Set exercise:
Please retype the records below exactly, leaving out any pictures.

--*--

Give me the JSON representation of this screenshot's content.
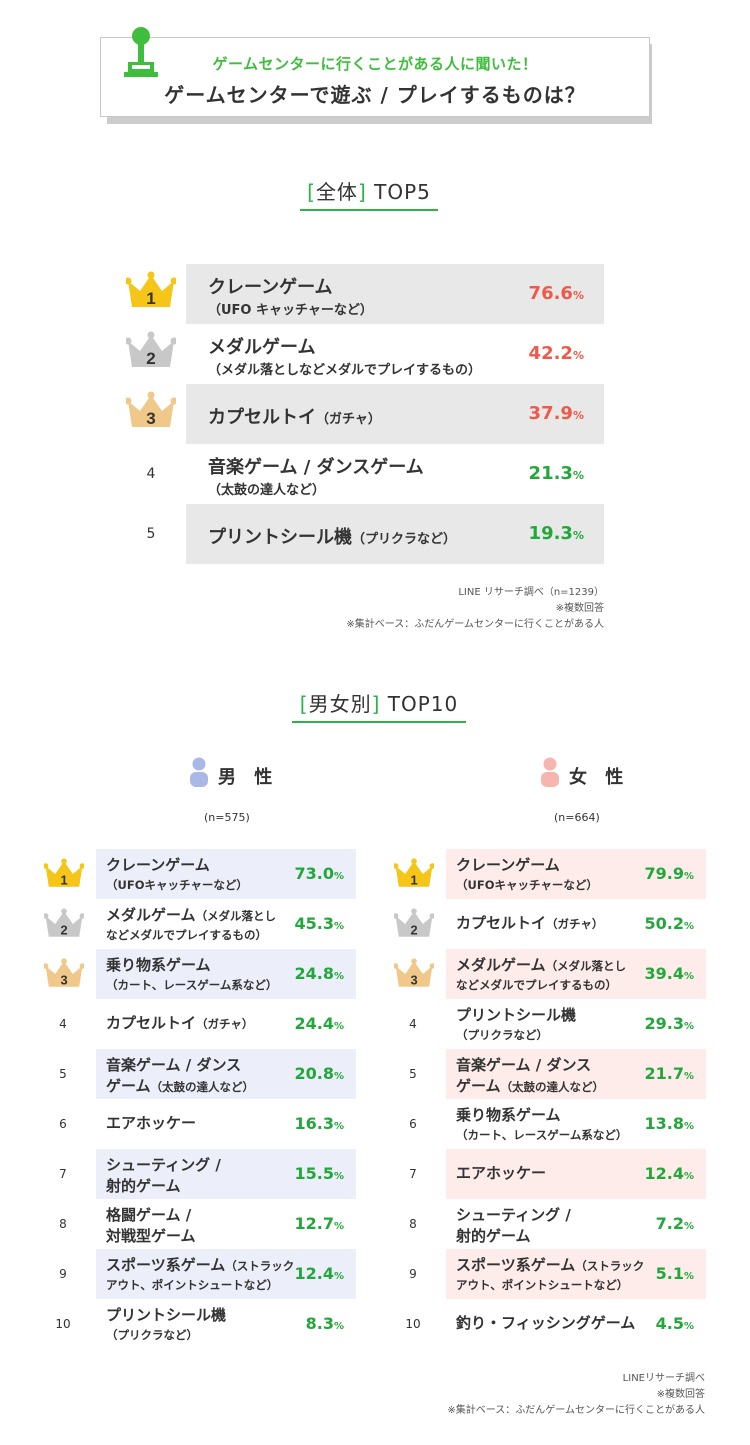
{
  "header": {
    "subtitle": "ゲームセンターに行くことがある人に聞いた！",
    "title": "ゲームセンターで遊ぶ / プレイするものは？"
  },
  "overall": {
    "title_bracket": "全体",
    "title_rest": "TOP5",
    "items": [
      {
        "rank": "1",
        "name": "クレーンゲーム",
        "note": "",
        "sub": "（UFO キャッチャーなど）",
        "value": "76.6",
        "color": "#f0594a"
      },
      {
        "rank": "2",
        "name": "メダルゲーム",
        "note": "",
        "sub": "（メダル落としなどメダルでプレイするもの）",
        "value": "42.2",
        "color": "#f0594a"
      },
      {
        "rank": "3",
        "name": "カプセルトイ",
        "note": "（ガチャ）",
        "sub": "",
        "value": "37.9",
        "color": "#f0594a"
      },
      {
        "rank": "4",
        "name": "音楽ゲーム / ダンスゲーム",
        "note": "",
        "sub": "（太鼓の達人など）",
        "value": "21.3",
        "color": "#22a83a"
      },
      {
        "rank": "5",
        "name": "プリントシール機",
        "note": "（プリクラなど）",
        "sub": "",
        "value": "19.3",
        "color": "#22a83a"
      }
    ],
    "pct": "%",
    "source_lines": [
      "LINE リサーチ調べ（n=1239）",
      "※複数回答",
      "※集計ベース：ふだんゲームセンターに行くことがある人"
    ]
  },
  "gender": {
    "title_bracket": "男女別",
    "title_rest": "TOP10",
    "male_label": "男 性",
    "female_label": "女 性",
    "male_n": "(n=575)",
    "female_n": "(n=664)",
    "pct": "%",
    "male": [
      {
        "rank": "1",
        "name": "クレーンゲーム",
        "note": "",
        "sub": "（UFOキャッチャーなど）",
        "value": "73.0"
      },
      {
        "rank": "2",
        "name": "メダルゲーム",
        "note": "（メダル落とし",
        "sub": "などメダルでプレイするもの）",
        "value": "45.3"
      },
      {
        "rank": "3",
        "name": "乗り物系ゲーム",
        "note": "",
        "sub": "（カート、レースゲーム系など）",
        "value": "24.8"
      },
      {
        "rank": "4",
        "name": "カプセルトイ",
        "note": "（ガチャ）",
        "sub": "",
        "value": "24.4"
      },
      {
        "rank": "5",
        "name": "音楽ゲーム / ダンス",
        "note": "",
        "sub": "ゲーム",
        "sub_note": "（太鼓の達人など）",
        "value": "20.8"
      },
      {
        "rank": "6",
        "name": "エアホッケー",
        "note": "",
        "sub": "",
        "value": "16.3"
      },
      {
        "rank": "7",
        "name": "シューティング /",
        "note": "",
        "sub": "射的ゲーム",
        "value": "15.5"
      },
      {
        "rank": "8",
        "name": "格闘ゲーム /",
        "note": "",
        "sub": "対戦型ゲーム",
        "value": "12.7"
      },
      {
        "rank": "9",
        "name": "スポーツ系ゲーム",
        "note": "（ストラック",
        "sub": "アウト、ポイントシュートなど）",
        "value": "12.4"
      },
      {
        "rank": "10",
        "name": "プリントシール機",
        "note": "",
        "sub": "（プリクラなど）",
        "value": "8.3"
      }
    ],
    "female": [
      {
        "rank": "1",
        "name": "クレーンゲーム",
        "note": "",
        "sub": "（UFOキャッチャーなど）",
        "value": "79.9"
      },
      {
        "rank": "2",
        "name": "カプセルトイ",
        "note": "（ガチャ）",
        "sub": "",
        "value": "50.2"
      },
      {
        "rank": "3",
        "name": "メダルゲーム",
        "note": "（メダル落とし",
        "sub": "などメダルでプレイするもの）",
        "value": "39.4"
      },
      {
        "rank": "4",
        "name": "プリントシール機",
        "note": "",
        "sub": "（プリクラなど）",
        "value": "29.3"
      },
      {
        "rank": "5",
        "name": "音楽ゲーム / ダンス",
        "note": "",
        "sub": "ゲーム",
        "sub_note": "（太鼓の達人など）",
        "value": "21.7"
      },
      {
        "rank": "6",
        "name": "乗り物系ゲーム",
        "note": "",
        "sub": "（カート、レースゲーム系など）",
        "value": "13.8"
      },
      {
        "rank": "7",
        "name": "エアホッケー",
        "note": "",
        "sub": "",
        "value": "12.4"
      },
      {
        "rank": "8",
        "name": "シューティング /",
        "note": "",
        "sub": "射的ゲーム",
        "value": "7.2"
      },
      {
        "rank": "9",
        "name": "スポーツ系ゲーム",
        "note": "（ストラック",
        "sub": "アウト、ポイントシュートなど）",
        "value": "5.1"
      },
      {
        "rank": "10",
        "name": "釣り・フィッシングゲーム",
        "note": "",
        "sub": "",
        "value": "4.5"
      }
    ],
    "source_lines": [
      "LINEリサーチ調べ",
      "※複数回答",
      "※集計ベース：ふだんゲームセンターに行くことがある人"
    ]
  },
  "colors": {
    "accent_green": "#2db34a",
    "value_green": "#22a83a",
    "value_red": "#f0594a",
    "gold": "#f5c518",
    "silver": "#c8c8c8",
    "bronze": "#f0c98a",
    "male_icon": "#a9b8e6",
    "female_icon": "#f6b5ae"
  },
  "chart_data": {
    "type": "table",
    "title": "ゲームセンターで遊ぶ / プレイするものは？",
    "tables": [
      {
        "name": "全体 TOP5",
        "categories": [
          "クレーンゲーム",
          "メダルゲーム",
          "カプセルトイ",
          "音楽ゲーム / ダンスゲーム",
          "プリントシール機"
        ],
        "values": [
          76.6,
          42.2,
          37.9,
          21.3,
          19.3
        ]
      },
      {
        "name": "男性",
        "categories": [
          "クレーンゲーム",
          "メダルゲーム",
          "乗り物系ゲーム",
          "カプセルトイ",
          "音楽ゲーム / ダンスゲーム",
          "エアホッケー",
          "シューティング / 射的ゲーム",
          "格闘ゲーム / 対戦型ゲーム",
          "スポーツ系ゲーム",
          "プリントシール機"
        ],
        "values": [
          73.0,
          45.3,
          24.8,
          24.4,
          20.8,
          16.3,
          15.5,
          12.7,
          12.4,
          8.3
        ]
      },
      {
        "name": "女性",
        "categories": [
          "クレーンゲーム",
          "カプセルトイ",
          "メダルゲーム",
          "プリントシール機",
          "音楽ゲーム / ダンスゲーム",
          "乗り物系ゲーム",
          "エアホッケー",
          "シューティング / 射的ゲーム",
          "スポーツ系ゲーム",
          "釣り・フィッシングゲーム"
        ],
        "values": [
          79.9,
          50.2,
          39.4,
          29.3,
          21.7,
          13.8,
          12.4,
          7.2,
          5.1,
          4.5
        ]
      }
    ]
  }
}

--*--

Right answer:
Give me the JSON representation of this screenshot's content.
{
  "header": {
    "subtitle": "ゲームセンターに行くことがある人に聞いた！",
    "title": "ゲームセンターで遊ぶ / プレイするものは？"
  },
  "overall": {
    "title_bracket": "全体",
    "title_rest": "TOP5",
    "items": [
      {
        "rank": "1",
        "name": "クレーンゲーム",
        "note": "",
        "sub": "（UFO キャッチャーなど）",
        "value": "76.6",
        "color": "#f0594a"
      },
      {
        "rank": "2",
        "name": "メダルゲーム",
        "note": "",
        "sub": "（メダル落としなどメダルでプレイするもの）",
        "value": "42.2",
        "color": "#f0594a"
      },
      {
        "rank": "3",
        "name": "カプセルトイ",
        "note": "（ガチャ）",
        "sub": "",
        "value": "37.9",
        "color": "#f0594a"
      },
      {
        "rank": "4",
        "name": "音楽ゲーム / ダンスゲーム",
        "note": "",
        "sub": "（太鼓の達人など）",
        "value": "21.3",
        "color": "#22a83a"
      },
      {
        "rank": "5",
        "name": "プリントシール機",
        "note": "（プリクラなど）",
        "sub": "",
        "value": "19.3",
        "color": "#22a83a"
      }
    ],
    "pct": "%",
    "source_lines": [
      "LINE リサーチ調べ（n=1239）",
      "※複数回答",
      "※集計ベース：ふだんゲームセンターに行くことがある人"
    ]
  },
  "gender": {
    "title_bracket": "男女別",
    "title_rest": "TOP10",
    "male_label": "男 性",
    "female_label": "女 性",
    "male_n": "(n=575)",
    "female_n": "(n=664)",
    "pct": "%",
    "male": [
      {
        "rank": "1",
        "name": "クレーンゲーム",
        "note": "",
        "sub": "（UFOキャッチャーなど）",
        "value": "73.0"
      },
      {
        "rank": "2",
        "name": "メダルゲーム",
        "note": "（メダル落とし",
        "sub": "などメダルでプレイするもの）",
        "value": "45.3"
      },
      {
        "rank": "3",
        "name": "乗り物系ゲーム",
        "note": "",
        "sub": "（カート、レースゲーム系など）",
        "value": "24.8"
      },
      {
        "rank": "4",
        "name": "カプセルトイ",
        "note": "（ガチャ）",
        "sub": "",
        "value": "24.4"
      },
      {
        "rank": "5",
        "name": "音楽ゲーム / ダンス",
        "note": "",
        "sub": "ゲーム",
        "sub_note": "（太鼓の達人など）",
        "value": "20.8"
      },
      {
        "rank": "6",
        "name": "エアホッケー",
        "note": "",
        "sub": "",
        "value": "16.3"
      },
      {
        "rank": "7",
        "name": "シューティング /",
        "note": "",
        "sub": "射的ゲーム",
        "value": "15.5"
      },
      {
        "rank": "8",
        "name": "格闘ゲーム /",
        "note": "",
        "sub": "対戦型ゲーム",
        "value": "12.7"
      },
      {
        "rank": "9",
        "name": "スポーツ系ゲーム",
        "note": "（ストラック",
        "sub": "アウト、ポイントシュートなど）",
        "value": "12.4"
      },
      {
        "rank": "10",
        "name": "プリントシール機",
        "note": "",
        "sub": "（プリクラなど）",
        "value": "8.3"
      }
    ],
    "female": [
      {
        "rank": "1",
        "name": "クレーンゲーム",
        "note": "",
        "sub": "（UFOキャッチャーなど）",
        "value": "79.9"
      },
      {
        "rank": "2",
        "name": "カプセルトイ",
        "note": "（ガチャ）",
        "sub": "",
        "value": "50.2"
      },
      {
        "rank": "3",
        "name": "メダルゲーム",
        "note": "（メダル落とし",
        "sub": "などメダルでプレイするもの）",
        "value": "39.4"
      },
      {
        "rank": "4",
        "name": "プリントシール機",
        "note": "",
        "sub": "（プリクラなど）",
        "value": "29.3"
      },
      {
        "rank": "5",
        "name": "音楽ゲーム / ダンス",
        "note": "",
        "sub": "ゲーム",
        "sub_note": "（太鼓の達人など）",
        "value": "21.7"
      },
      {
        "rank": "6",
        "name": "乗り物系ゲーム",
        "note": "",
        "sub": "（カート、レースゲーム系など）",
        "value": "13.8"
      },
      {
        "rank": "7",
        "name": "エアホッケー",
        "note": "",
        "sub": "",
        "value": "12.4"
      },
      {
        "rank": "8",
        "name": "シューティング /",
        "note": "",
        "sub": "射的ゲーム",
        "value": "7.2"
      },
      {
        "rank": "9",
        "name": "スポーツ系ゲーム",
        "note": "（ストラック",
        "sub": "アウト、ポイントシュートなど）",
        "value": "5.1"
      },
      {
        "rank": "10",
        "name": "釣り・フィッシングゲーム",
        "note": "",
        "sub": "",
        "value": "4.5"
      }
    ],
    "source_lines": [
      "LINEリサーチ調べ",
      "※複数回答",
      "※集計ベース：ふだんゲームセンターに行くことがある人"
    ]
  },
  "colors": {
    "accent_green": "#2db34a",
    "value_green": "#22a83a",
    "value_red": "#f0594a",
    "gold": "#f5c518",
    "silver": "#c8c8c8",
    "bronze": "#f0c98a",
    "male_icon": "#a9b8e6",
    "female_icon": "#f6b5ae"
  },
  "chart_data": {
    "type": "table",
    "title": "ゲームセンターで遊ぶ / プレイするものは？",
    "tables": [
      {
        "name": "全体 TOP5",
        "categories": [
          "クレーンゲーム",
          "メダルゲーム",
          "カプセルトイ",
          "音楽ゲーム / ダンスゲーム",
          "プリントシール機"
        ],
        "values": [
          76.6,
          42.2,
          37.9,
          21.3,
          19.3
        ]
      },
      {
        "name": "男性",
        "categories": [
          "クレーンゲーム",
          "メダルゲーム",
          "乗り物系ゲーム",
          "カプセルトイ",
          "音楽ゲーム / ダンスゲーム",
          "エアホッケー",
          "シューティング / 射的ゲーム",
          "格闘ゲーム / 対戦型ゲーム",
          "スポーツ系ゲーム",
          "プリントシール機"
        ],
        "values": [
          73.0,
          45.3,
          24.8,
          24.4,
          20.8,
          16.3,
          15.5,
          12.7,
          12.4,
          8.3
        ]
      },
      {
        "name": "女性",
        "categories": [
          "クレーンゲーム",
          "カプセルトイ",
          "メダルゲーム",
          "プリントシール機",
          "音楽ゲーム / ダンスゲーム",
          "乗り物系ゲーム",
          "エアホッケー",
          "シューティング / 射的ゲーム",
          "スポーツ系ゲーム",
          "釣り・フィッシングゲーム"
        ],
        "values": [
          79.9,
          50.2,
          39.4,
          29.3,
          21.7,
          13.8,
          12.4,
          7.2,
          5.1,
          4.5
        ]
      }
    ]
  }
}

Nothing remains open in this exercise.